**EXERCÍCIOS PROPOSTOS**
**A.** Segundo o texto sobre a escola de excelência, em que ano a Declaração Universal dos Direitos Humanos foi promulgada pelas Nações Unidas?
**B.** Prossiga a redação do texto sobre a escola de excelência a partir do ponto em que ele termina.

**TRECHO PARA LEITURA**
Por Juana M. Sancho-Gil
A utilização de um adjetivo qualificativo, no caso, “excelência”, requer que se explicitem, preliminarmente, os parâmetros de sua definição. Segundo o dicionário, a excelência refere-se a uma “qualidade ou bondade superior que torna algo digno de singular apreço e estima”, em um “grau máximo de bondade, qualidade ou perfeição”.
Se nos atermos a essas definições, a escola, como principal garantia do cumprimento do art. 26 da Declaração Universal dos Direitos Humanos, promulgada em 1948 pelas Nações Unidas, ou é de “excelência” ou não cumpre sua função. Uma vez que só uma escola de excelência pode garantir a consecução do conteúdo dos três parágrafos que compõem esse artigo:
- Toda pessoa tem direito à instrução. A instrução será gratuita, pelo menos nos graus elementares e fundamentais. A instrução elementar será obrigatória. A instrução técnico-profissional será acessível a todos, bem como a instrução superior, esta baseada no mérito.
- A instrução será orientada no sentido do pleno desenvolvimento da personalidade humana e do fortalecimento do respeito pelos direitos humanos e pelas liberdades fundamentais. A instrução promoverá a compreensão, a tolerância e a amizade entre todas as nações e os grupos raciais ou religiosos, e coadjuvará as atividades das Nações Unidas em prol da manutenção da paz.

**ITENS LISTADOS**
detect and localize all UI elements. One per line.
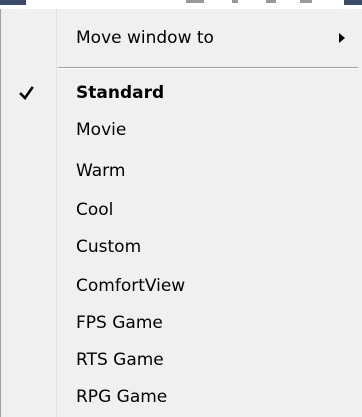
menu-item-label: Move window to [76,28,214,48]
menu-item-warm[interactable]: Warm [1,153,362,190]
menu-item-label: Standard [76,83,165,103]
window-edge-behind-menu [0,0,362,9]
menu-item-move-window-to[interactable]: Move window to [1,20,362,57]
menu-item-label: Warm [76,161,126,181]
menu-item-standard[interactable]: Standard [1,75,362,112]
menu-item-rpg-game[interactable]: RPG Game [1,379,362,416]
menu-item-label: Custom [76,237,142,257]
menu-item-label: RTS Game [76,350,164,370]
menu-item-rts-game[interactable]: RTS Game [1,342,362,379]
menu-item-custom[interactable]: Custom [1,229,362,266]
menu-item-label: RPG Game [76,387,168,407]
menu-separator [58,67,358,69]
checkmark-icon [17,84,37,103]
menu-item-label: Movie [76,120,127,140]
window-fragment [300,0,312,3]
menu-item-label: FPS Game [76,313,163,333]
window-fragment [266,0,276,3]
menu-item-label: ComfortView [76,276,186,296]
menu-item-fps-game[interactable]: FPS Game [1,305,362,342]
menu-item-movie[interactable]: Movie [1,112,362,149]
submenu-arrow-icon [339,33,345,43]
menu-item-label: Cool [76,200,114,220]
window-fragment [232,0,238,3]
window-titlebar-fragment [0,0,26,5]
window-fragment [186,0,204,3]
menu-item-cool[interactable]: Cool [1,192,362,229]
menu-item-comfortview[interactable]: ComfortView [1,268,362,305]
context-menu: Move window to Standard Movie Warm Cool … [0,0,362,417]
window-titlebar-fragment [344,0,362,5]
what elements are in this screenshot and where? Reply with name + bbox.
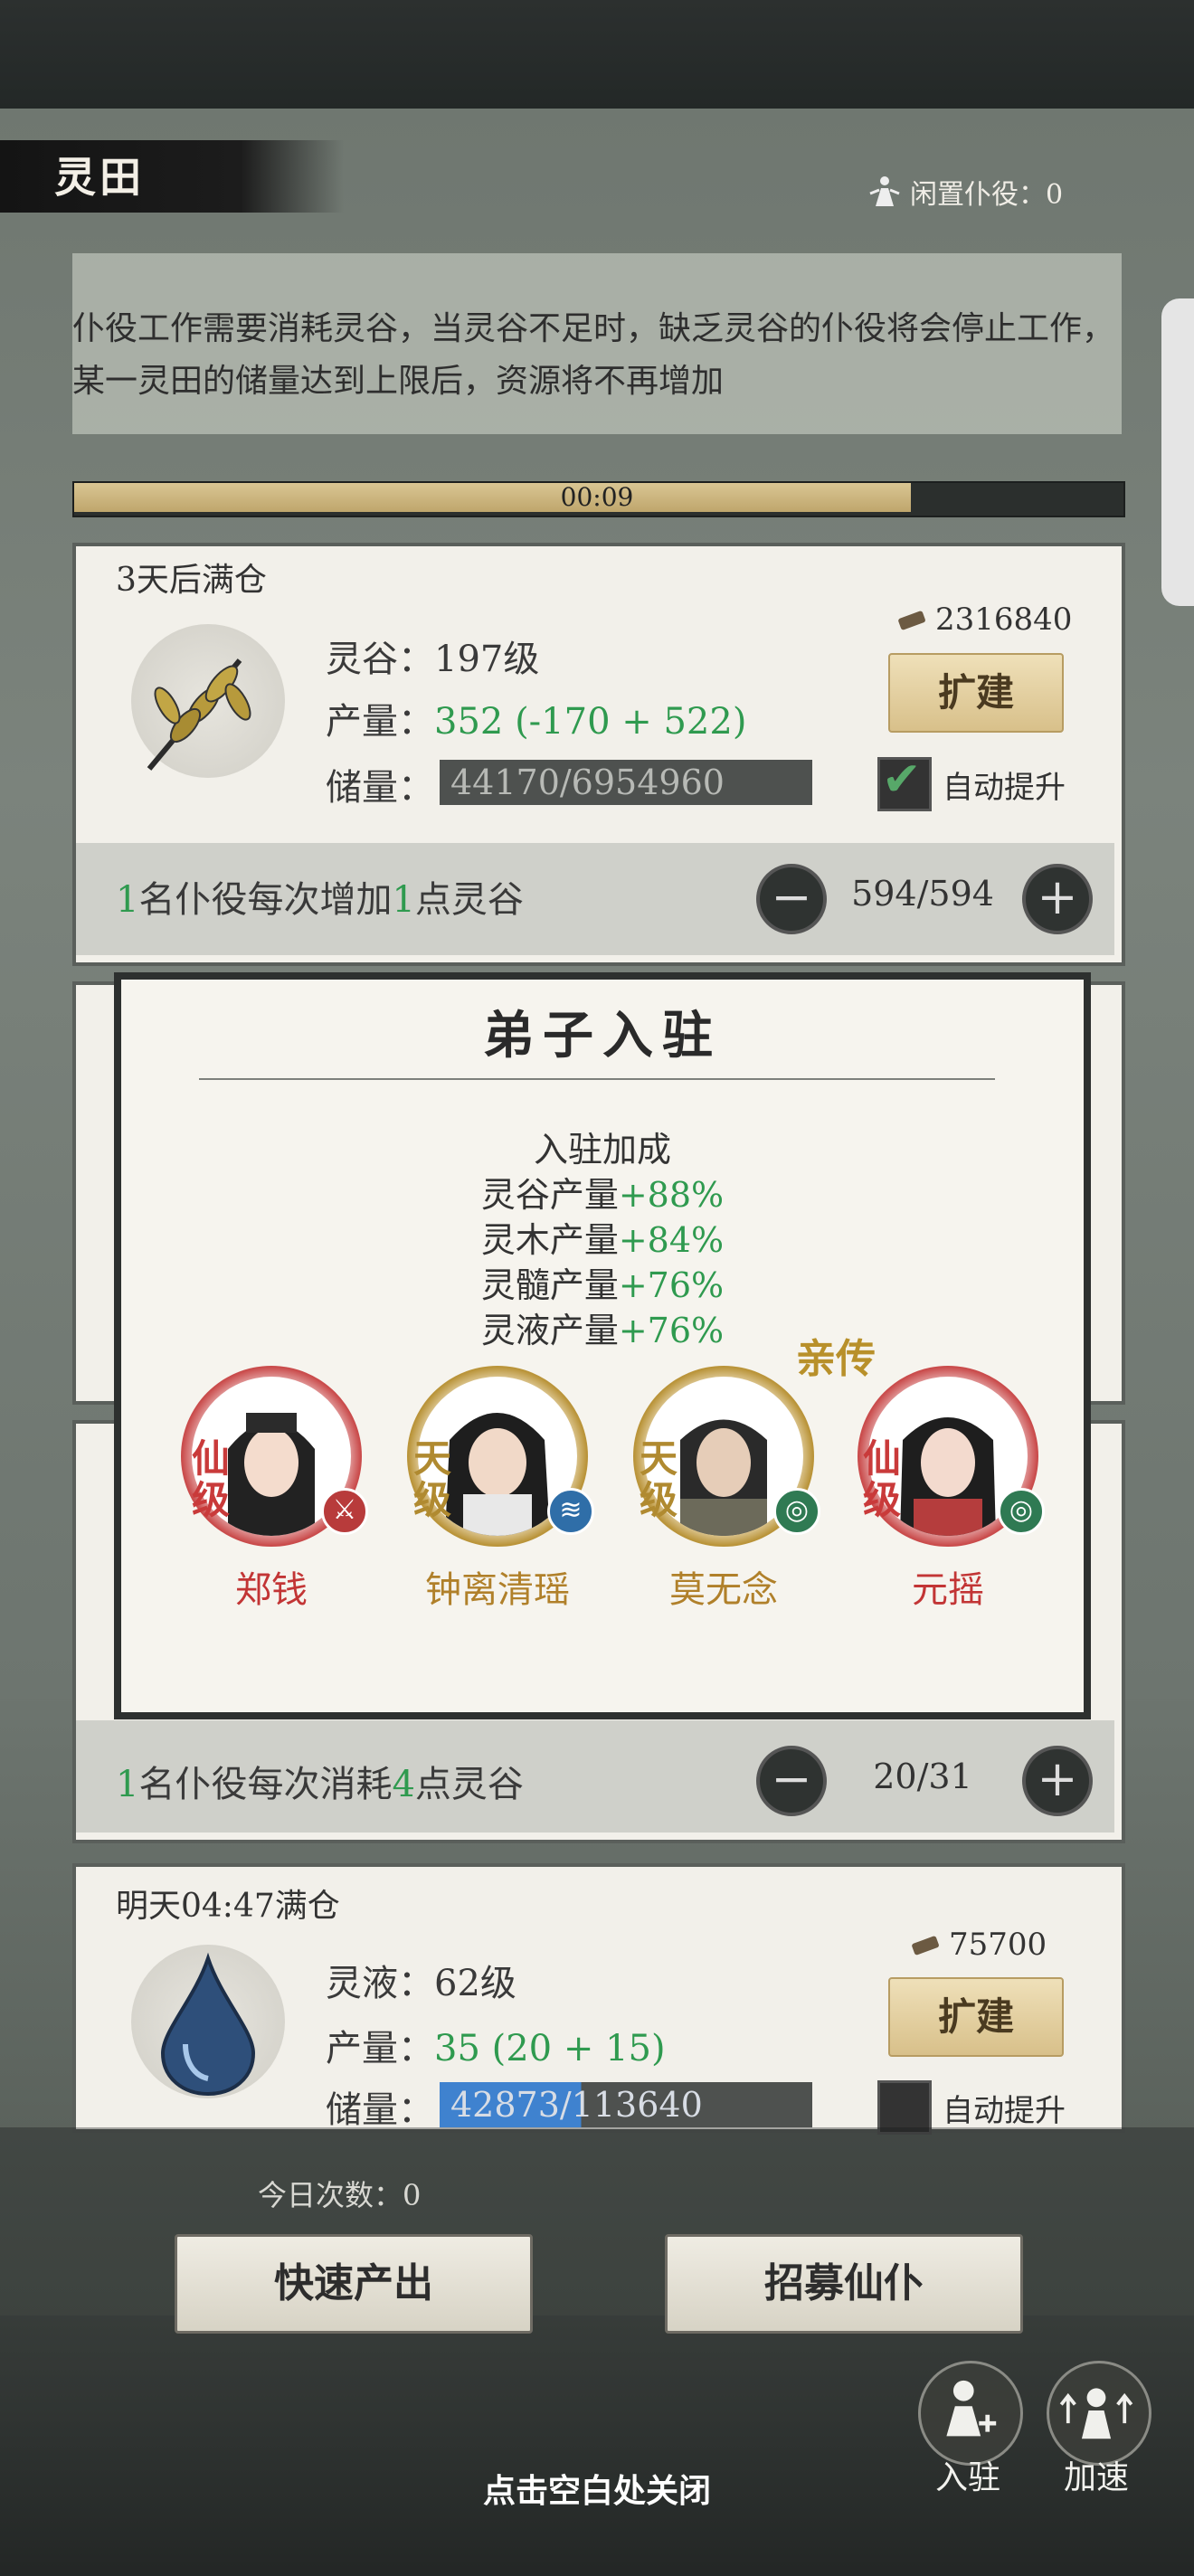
- person-add-icon: [946, 2380, 997, 2437]
- daily-count: 今日次数：0: [258, 2178, 422, 2212]
- grade-text: 仙级: [191, 1436, 230, 1522]
- disciple-grade: 仙级: [190, 1438, 232, 1521]
- bonus-row: 灵谷产量+88%: [114, 1167, 1091, 1217]
- storage-label: 储量：: [326, 767, 434, 809]
- rule-num-1: 1: [116, 1764, 139, 1805]
- recruit-button[interactable]: 招募仙仆: [665, 2234, 1023, 2334]
- speedup-button[interactable]: [1047, 2361, 1151, 2466]
- production-row: 产量：35 (20 + 15): [326, 2019, 666, 2071]
- servant-count: 594/594: [851, 874, 994, 914]
- rule-text-1: 名仆役每次消耗: [138, 1764, 393, 1805]
- disciple-grade: 天级: [638, 1438, 679, 1521]
- servant-icon: [869, 176, 900, 206]
- disciple-grade: 仙级: [861, 1438, 903, 1521]
- bonus-value: +88%: [618, 1175, 725, 1215]
- storage-value: 42873/113640: [440, 2082, 812, 2127]
- expand-button[interactable]: 扩建: [888, 653, 1064, 733]
- production-value: 352 (-170 + 522): [434, 701, 747, 743]
- production-value: 35 (20 + 15): [434, 2028, 666, 2069]
- rule-text-2: 点灵谷: [414, 879, 524, 921]
- bonus-row: 灵液产量+76%: [114, 1302, 1091, 1352]
- bonus-row: 灵木产量+84%: [114, 1212, 1091, 1262]
- idle-label: 闲置仆役：0: [910, 179, 1064, 211]
- servant-rule: 1名仆役每次增加1点灵谷: [116, 870, 524, 923]
- increase-button[interactable]: +: [1022, 1746, 1093, 1816]
- rule-text-2: 点灵谷: [414, 1764, 524, 1805]
- rule-num-2: 1: [392, 879, 415, 921]
- bonus-title: 入驻加成: [533, 1130, 671, 1170]
- storage-value: 44170/6954960: [440, 760, 812, 805]
- close-hint: 点击空白处关闭: [482, 2472, 711, 2510]
- card-full-time: 3天后满仓: [116, 562, 267, 599]
- timer-text: 00:09: [560, 482, 634, 512]
- bonus-value: +76%: [618, 1265, 725, 1305]
- decrease-button[interactable]: −: [756, 1746, 827, 1816]
- notice-text: 仆役工作需要消耗灵谷，当灵谷不足时，缺乏灵谷的仆役将会停止工作，某一灵田的储量达…: [72, 310, 1115, 400]
- idle-servants: 闲置仆役：0: [867, 172, 1063, 212]
- cost-value: 2316840: [935, 601, 1073, 638]
- direct-disciple-tag: 亲传: [796, 1336, 876, 1382]
- fast-produce-button[interactable]: 快速产出: [175, 2234, 533, 2334]
- auto-upgrade-label: 自动提升: [943, 2093, 1066, 2129]
- bonus-value: +76%: [618, 1311, 725, 1350]
- rule-text-1: 名仆役每次增加: [138, 879, 393, 921]
- sword-icon: ⚔: [321, 1488, 368, 1535]
- scroll-handle[interactable]: [1161, 298, 1194, 606]
- auto-upgrade-checkbox[interactable]: [877, 753, 932, 811]
- wind-icon: ◎: [998, 1488, 1045, 1535]
- cost-value: 75700: [949, 1927, 1047, 1963]
- grade-text: 仙级: [862, 1436, 901, 1522]
- grade-text: 天级: [639, 1436, 678, 1522]
- water-icon: ≋: [547, 1488, 594, 1535]
- bonus-label: 灵谷产量: [480, 1175, 619, 1215]
- storage-label: 储量：: [326, 2089, 434, 2131]
- disciple-grade: 天级: [412, 1438, 453, 1521]
- auto-upgrade-checkbox[interactable]: [877, 2080, 932, 2135]
- wood-icon: [912, 1936, 939, 1956]
- bonus-value: +84%: [618, 1220, 725, 1260]
- rule-num-2: 4: [392, 1764, 415, 1805]
- bonus-label: 灵髓产量: [480, 1265, 619, 1305]
- expand-cost: 2316840: [896, 601, 1072, 638]
- expand-button[interactable]: 扩建: [888, 1977, 1064, 2057]
- droplet-icon: [131, 1945, 285, 2098]
- page-title: 灵田: [54, 153, 145, 202]
- increase-button[interactable]: +: [1022, 864, 1093, 934]
- grain-level: 灵谷：197级: [326, 639, 540, 680]
- wood-icon: [898, 611, 925, 630]
- disciple-name: 元摇: [912, 1569, 984, 1611]
- bonus-row: 灵髓产量+76%: [114, 1257, 1091, 1307]
- production-row: 产量：352 (-170 + 522): [326, 692, 746, 744]
- decrease-button[interactable]: −: [756, 864, 827, 934]
- modal-title: 弟子入驻: [483, 1006, 722, 1065]
- servant-rule: 1名仆役每次消耗4点灵谷: [116, 1755, 524, 1807]
- wind-icon: ◎: [773, 1488, 820, 1535]
- modal-divider: [199, 1078, 995, 1080]
- station-button[interactable]: [918, 2361, 1023, 2466]
- liquid-level: 灵液：62级: [326, 1963, 516, 2004]
- production-label: 产量：: [326, 2028, 434, 2069]
- rule-num-1: 1: [116, 879, 139, 921]
- disciple-name: 郑钱: [235, 1569, 308, 1611]
- grade-text: 天级: [412, 1436, 451, 1522]
- production-label: 产量：: [326, 701, 434, 743]
- disciple-name: 莫无念: [669, 1569, 778, 1611]
- card-full-time: 明天04:47满仓: [116, 1888, 340, 1925]
- speedup-icon: [1059, 2388, 1133, 2439]
- disciple-name: 钟离清瑶: [425, 1569, 570, 1611]
- servant-count: 20/31: [873, 1757, 972, 1796]
- top-band: [0, 0, 1194, 109]
- expand-cost: 75700: [909, 1927, 1047, 1963]
- grain-icon: [131, 624, 285, 778]
- bonus-label: 灵液产量: [480, 1311, 619, 1350]
- title-bar: [0, 140, 344, 213]
- auto-upgrade-label: 自动提升: [943, 770, 1066, 806]
- bonus-label: 灵木产量: [480, 1220, 619, 1260]
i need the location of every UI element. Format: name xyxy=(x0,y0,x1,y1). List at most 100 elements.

**RESPOSTAS**
**A.** Em 1948.

**B.**
- Os pais têm prioridade de direito na escolha do gênero de instrução que será ministrada a seus filhos.
Contudo, algo aparentemente “tão simples” e, ao mesmo tempo, tão distante da realidade de praticamente todos os sistemas educacionais do mundo, continua gerando controvérsias e lutas partidárias. Lutas em que as pessoas menos favorecidas sempre perdem.
A partir do século XIX, com a universalização dos sistemas educacionais públicos, a escola passou a ser entendida como um mecanismo fundamental para a construção das nações e a redução das desigualdades sociais. Hoje, nas sociedades neoliberais e neoconservadoras baseadas no lucro de alguns poucos e na subordinação da grande maioria, a escola começa a entrar na espiral competitiva que as sustenta.
Desse modo, como argumenta a filósofa Adela Cortina (2010), há um embate contínuo entre o modelo de escola que pretende promover uma determinada noção da “excelência” e aquele que se empenha, acima de tudo, em não continuar gerando excluídos. Algo que se costuma apresentar como antagônico, como um dilema insolúvel, como uma situação em que só é possível um ou outro.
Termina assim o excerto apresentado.